#### TEXTO DE ORIGEN

¿Cuándo la educación no educa? Probablemente, nunca. Siempre instruye, incluso cuando la calidad conceptual es baja. Entonces, más apropiado es preguntarnos cuál debería ser el rol de la educación o, dicho de otra forma, qué necesita, concretamente, la sociedad argentina de la instrucción formal.
Agárrese un diario al azar. En números rojos aparecerán datos sobre la violencia urbana. Esto se evidencia en todos los espacios de la actividad del hombre. La agresión que sufren y ejercen los ciudadanos se constata incluso en la literatura, por ejemplo, en novelas como El oficinista[1], de Guillermo Saccomanno; Oscura monótona sangre[2], de Sergio Olguín; Kriminal Tango[3], de Álvaro Abós[4]. Ahora, dicho sin más rodeos retóricos, uno de los saberes que la educación debe darle a la comunidad tiene que ver con la adquisición de mecanismos para desarticular esa violencia.
Como petición de principio, diremos que sociedades con índices altos de desigualdad económica, a menudo, experimentan niveles elevados de violencia; la Argentina, por caso. Asimismo, es innegable que ha tenido lugar una serie de hechos y se han dado ciertas circunstancias mundiales que, de una manera u otra, propician numerosas conductas violentas registradas últimamente en América Latina, a saber: el deterioro del Estado de Bienestar y de los servicios públicos, el creciente desempleo, las políticas de ajuste, la corrupción y la impunidad delictiva, etc., todo lo cual, en conjunto, ha dado lugar —en muchos casos— a episodios de violencia individual y estatal.
En las instituciones educativas se tiene que crear, en primer lugar, un marco referencial a partir del cual se enseñen valores y actitudes que favorezcan la aceptación de las diferencias, mediante la erradicación de prejuicios y la práctica de habilidades comunicativas. El educador, como ha propuesto la pedagogía libertaria, nunca debió limitarse a aportar una información y sí, por el contrario, convendría que ayude al estudiante a que construya su propia interpretación del mundo y se muestre tan crítico como creativo. En segundo lugar, las escuelas deberían preparar a sus estudiantes para acortar las brechas de desigualdad material y simbólica, puesto que existe un factor determinante de la violencia urbana: la posesión del capital y la exclusión desprendida del afianzamiento de una macroestructura que se sustenta, precisamente, en dichas desigualdades.

########

*CONSIGNA A*:
Responde estas preguntas sobre el texto acerca de la educación y la violencia:
(i) ¿Qué novela de Sergio Olguín se menciona?
(ii) ¿Qué corriente pedagógica propuso que el educador no se limitara a aportar información?
(iii) ¿Qué niveles de violencia experimentan a menudo las sociedades con índices altos de desigualdad económica?
El texto y los registros son materiales independientes entre sí.

#### REGISTROS DE ORIGEN

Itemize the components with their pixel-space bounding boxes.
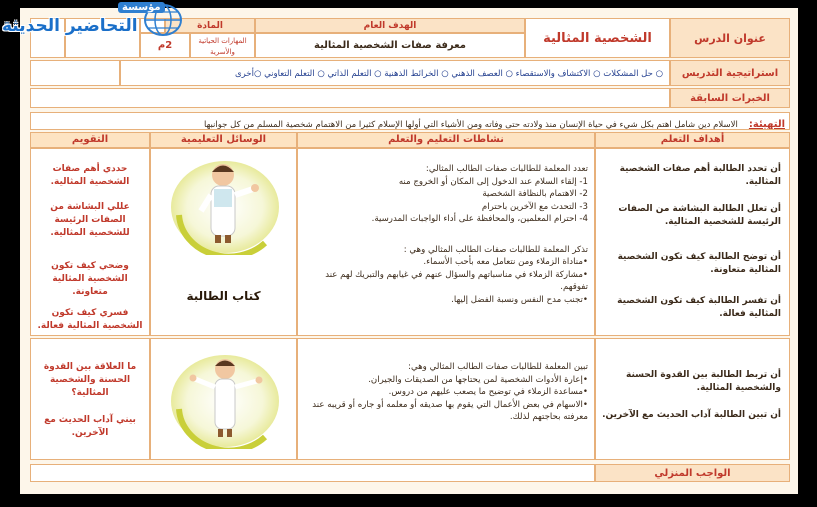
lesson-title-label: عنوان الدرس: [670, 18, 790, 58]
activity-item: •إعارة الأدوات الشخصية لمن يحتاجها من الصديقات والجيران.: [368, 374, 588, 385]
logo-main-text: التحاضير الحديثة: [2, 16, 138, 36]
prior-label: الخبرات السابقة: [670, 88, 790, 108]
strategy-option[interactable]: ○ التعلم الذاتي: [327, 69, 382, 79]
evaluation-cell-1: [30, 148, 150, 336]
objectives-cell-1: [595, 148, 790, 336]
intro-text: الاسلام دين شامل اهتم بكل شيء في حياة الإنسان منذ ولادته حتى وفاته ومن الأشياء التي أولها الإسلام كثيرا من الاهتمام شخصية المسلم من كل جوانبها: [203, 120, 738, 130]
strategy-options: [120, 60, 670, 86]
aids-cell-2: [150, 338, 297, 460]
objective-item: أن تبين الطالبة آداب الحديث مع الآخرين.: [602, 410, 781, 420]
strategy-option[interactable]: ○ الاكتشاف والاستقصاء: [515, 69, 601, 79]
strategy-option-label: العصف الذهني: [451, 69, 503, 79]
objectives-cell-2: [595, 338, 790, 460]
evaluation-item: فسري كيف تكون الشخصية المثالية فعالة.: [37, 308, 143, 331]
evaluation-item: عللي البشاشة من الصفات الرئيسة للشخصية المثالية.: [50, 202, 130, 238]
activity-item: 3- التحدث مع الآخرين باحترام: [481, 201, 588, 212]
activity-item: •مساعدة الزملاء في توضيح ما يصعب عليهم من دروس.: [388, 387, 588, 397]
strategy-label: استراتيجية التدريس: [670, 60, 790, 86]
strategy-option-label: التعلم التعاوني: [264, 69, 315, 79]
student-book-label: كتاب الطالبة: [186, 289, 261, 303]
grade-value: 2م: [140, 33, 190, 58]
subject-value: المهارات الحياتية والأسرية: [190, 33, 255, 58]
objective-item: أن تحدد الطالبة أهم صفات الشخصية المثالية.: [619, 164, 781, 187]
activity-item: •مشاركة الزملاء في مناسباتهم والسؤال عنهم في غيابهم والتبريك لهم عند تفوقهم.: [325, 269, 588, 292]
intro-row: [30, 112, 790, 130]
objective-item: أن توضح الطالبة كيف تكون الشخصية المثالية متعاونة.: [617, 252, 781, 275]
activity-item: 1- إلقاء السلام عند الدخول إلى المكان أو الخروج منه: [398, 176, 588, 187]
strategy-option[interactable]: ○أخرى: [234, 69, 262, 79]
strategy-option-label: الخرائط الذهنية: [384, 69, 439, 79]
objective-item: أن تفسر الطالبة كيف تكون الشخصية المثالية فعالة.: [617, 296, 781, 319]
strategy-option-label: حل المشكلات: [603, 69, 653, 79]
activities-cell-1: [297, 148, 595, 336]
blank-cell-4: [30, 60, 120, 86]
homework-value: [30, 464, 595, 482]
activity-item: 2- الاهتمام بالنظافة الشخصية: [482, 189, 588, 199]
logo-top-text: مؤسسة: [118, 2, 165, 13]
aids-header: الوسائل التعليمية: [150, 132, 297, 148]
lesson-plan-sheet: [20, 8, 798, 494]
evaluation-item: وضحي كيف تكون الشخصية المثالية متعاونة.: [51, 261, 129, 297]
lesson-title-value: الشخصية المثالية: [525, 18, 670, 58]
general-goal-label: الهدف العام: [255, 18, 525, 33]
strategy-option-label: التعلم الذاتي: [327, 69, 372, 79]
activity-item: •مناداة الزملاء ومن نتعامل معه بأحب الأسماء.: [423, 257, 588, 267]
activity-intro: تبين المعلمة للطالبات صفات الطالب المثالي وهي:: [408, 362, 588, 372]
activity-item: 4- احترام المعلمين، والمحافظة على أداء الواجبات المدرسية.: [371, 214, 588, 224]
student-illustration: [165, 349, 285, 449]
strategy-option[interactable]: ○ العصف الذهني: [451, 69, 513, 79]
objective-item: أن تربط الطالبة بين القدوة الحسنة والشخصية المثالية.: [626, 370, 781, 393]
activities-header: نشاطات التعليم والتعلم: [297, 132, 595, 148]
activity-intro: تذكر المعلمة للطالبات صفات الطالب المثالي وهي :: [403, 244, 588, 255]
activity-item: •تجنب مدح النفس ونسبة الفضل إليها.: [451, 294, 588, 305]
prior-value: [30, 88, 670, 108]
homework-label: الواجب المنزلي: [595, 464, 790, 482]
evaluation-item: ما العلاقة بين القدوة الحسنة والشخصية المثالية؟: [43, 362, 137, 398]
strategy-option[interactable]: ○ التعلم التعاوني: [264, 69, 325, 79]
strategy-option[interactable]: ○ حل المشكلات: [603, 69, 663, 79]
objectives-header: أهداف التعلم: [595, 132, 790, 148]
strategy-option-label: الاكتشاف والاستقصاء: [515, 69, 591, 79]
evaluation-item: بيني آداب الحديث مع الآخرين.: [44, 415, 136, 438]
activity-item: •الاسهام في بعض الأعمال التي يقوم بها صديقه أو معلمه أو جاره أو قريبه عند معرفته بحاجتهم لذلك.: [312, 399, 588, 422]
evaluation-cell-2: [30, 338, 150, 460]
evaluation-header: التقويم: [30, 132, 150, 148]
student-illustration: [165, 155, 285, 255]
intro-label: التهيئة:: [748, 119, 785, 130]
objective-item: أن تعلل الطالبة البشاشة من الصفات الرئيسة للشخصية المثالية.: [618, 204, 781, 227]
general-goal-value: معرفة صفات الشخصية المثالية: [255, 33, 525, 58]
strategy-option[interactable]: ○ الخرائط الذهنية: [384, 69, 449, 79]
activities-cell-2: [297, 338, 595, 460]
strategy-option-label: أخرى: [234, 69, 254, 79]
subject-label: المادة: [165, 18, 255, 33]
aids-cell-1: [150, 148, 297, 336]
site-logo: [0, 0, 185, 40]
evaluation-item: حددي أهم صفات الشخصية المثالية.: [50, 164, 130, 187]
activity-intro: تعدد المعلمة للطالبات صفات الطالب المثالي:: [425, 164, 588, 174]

########
#### REGISTROS DE ORIGEN

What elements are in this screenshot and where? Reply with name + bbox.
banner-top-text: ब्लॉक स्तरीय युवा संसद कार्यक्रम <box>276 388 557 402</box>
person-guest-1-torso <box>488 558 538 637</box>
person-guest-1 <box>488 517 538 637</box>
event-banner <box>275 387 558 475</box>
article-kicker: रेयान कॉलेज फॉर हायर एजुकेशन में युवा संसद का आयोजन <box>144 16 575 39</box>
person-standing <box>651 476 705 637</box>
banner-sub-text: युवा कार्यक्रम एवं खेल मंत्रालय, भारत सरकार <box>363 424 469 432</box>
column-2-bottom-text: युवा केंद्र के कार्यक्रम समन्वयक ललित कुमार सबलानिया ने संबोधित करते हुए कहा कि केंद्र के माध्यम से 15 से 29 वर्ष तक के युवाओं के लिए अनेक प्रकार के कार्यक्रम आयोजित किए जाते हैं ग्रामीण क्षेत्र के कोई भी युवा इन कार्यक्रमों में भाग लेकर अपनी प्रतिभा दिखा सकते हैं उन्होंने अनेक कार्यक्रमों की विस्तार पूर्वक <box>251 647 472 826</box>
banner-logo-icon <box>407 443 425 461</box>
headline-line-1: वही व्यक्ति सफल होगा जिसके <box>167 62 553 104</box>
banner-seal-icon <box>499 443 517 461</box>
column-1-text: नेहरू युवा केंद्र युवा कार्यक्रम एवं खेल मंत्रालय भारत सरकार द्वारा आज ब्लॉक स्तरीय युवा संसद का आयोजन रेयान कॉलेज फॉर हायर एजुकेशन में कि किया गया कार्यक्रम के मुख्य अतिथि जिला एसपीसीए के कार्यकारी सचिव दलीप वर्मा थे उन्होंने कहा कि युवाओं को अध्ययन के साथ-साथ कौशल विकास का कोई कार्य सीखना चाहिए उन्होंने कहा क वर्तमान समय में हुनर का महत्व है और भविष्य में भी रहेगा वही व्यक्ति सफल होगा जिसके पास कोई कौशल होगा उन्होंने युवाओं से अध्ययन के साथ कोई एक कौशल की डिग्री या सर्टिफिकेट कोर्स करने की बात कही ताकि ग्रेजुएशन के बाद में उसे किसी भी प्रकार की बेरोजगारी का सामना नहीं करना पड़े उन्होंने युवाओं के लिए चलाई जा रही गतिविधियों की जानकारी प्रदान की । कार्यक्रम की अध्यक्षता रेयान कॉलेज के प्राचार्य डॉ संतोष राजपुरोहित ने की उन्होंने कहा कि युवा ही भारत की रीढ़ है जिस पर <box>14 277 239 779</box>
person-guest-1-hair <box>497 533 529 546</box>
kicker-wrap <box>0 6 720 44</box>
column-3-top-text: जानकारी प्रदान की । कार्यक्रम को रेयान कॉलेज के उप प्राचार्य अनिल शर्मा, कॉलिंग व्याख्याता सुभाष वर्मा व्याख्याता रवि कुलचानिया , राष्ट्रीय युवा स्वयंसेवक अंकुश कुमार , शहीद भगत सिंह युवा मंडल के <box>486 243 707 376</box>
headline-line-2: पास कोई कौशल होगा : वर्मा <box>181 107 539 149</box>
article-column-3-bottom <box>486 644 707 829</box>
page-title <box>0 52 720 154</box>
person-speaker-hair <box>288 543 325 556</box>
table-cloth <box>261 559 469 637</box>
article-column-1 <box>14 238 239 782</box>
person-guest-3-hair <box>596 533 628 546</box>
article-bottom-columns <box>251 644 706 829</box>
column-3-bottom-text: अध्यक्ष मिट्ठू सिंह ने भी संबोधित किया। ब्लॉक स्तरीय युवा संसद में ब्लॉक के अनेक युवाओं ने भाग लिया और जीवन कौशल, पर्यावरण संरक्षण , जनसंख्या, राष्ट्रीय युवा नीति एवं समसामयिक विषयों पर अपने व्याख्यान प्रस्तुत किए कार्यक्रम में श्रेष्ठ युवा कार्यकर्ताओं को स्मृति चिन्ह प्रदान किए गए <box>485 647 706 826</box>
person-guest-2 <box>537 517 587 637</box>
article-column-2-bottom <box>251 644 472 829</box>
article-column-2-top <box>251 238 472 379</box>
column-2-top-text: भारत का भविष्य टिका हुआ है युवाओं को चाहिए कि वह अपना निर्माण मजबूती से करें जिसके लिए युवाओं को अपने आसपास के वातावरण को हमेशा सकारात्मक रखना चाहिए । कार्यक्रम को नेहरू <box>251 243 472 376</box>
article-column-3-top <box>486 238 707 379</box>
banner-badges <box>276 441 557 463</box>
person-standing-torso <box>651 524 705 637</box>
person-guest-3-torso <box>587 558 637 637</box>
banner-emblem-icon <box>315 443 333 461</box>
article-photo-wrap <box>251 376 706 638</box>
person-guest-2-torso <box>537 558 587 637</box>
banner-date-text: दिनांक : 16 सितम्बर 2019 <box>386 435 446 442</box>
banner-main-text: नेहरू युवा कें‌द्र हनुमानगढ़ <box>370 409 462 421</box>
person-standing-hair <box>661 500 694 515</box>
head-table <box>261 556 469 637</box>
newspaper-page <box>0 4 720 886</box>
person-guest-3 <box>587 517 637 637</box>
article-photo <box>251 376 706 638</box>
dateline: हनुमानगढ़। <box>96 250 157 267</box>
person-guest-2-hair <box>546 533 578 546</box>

########

*CONSIGNA B*:
Extrae cada línea de los registros que contenga la cadena "الآخرين".

*SOLUCIÓN COMPLETA A*:
(i) Oscura monótona sangre.
(ii) La pedagogía libertaria.
(iii) Niveles elevados de violencia.

*SOLUCIÓN COMPLETA B*:
objective-item: أن تبين الطالبة آداب الحديث مع الآخرين.: [602, 410, 781, 420]
activity-item: 3- التحدث مع الآخرين باحترام: [481, 201, 588, 212]
evaluation-item: بيني آداب الحديث مع الآخرين.: [44, 415, 136, 438]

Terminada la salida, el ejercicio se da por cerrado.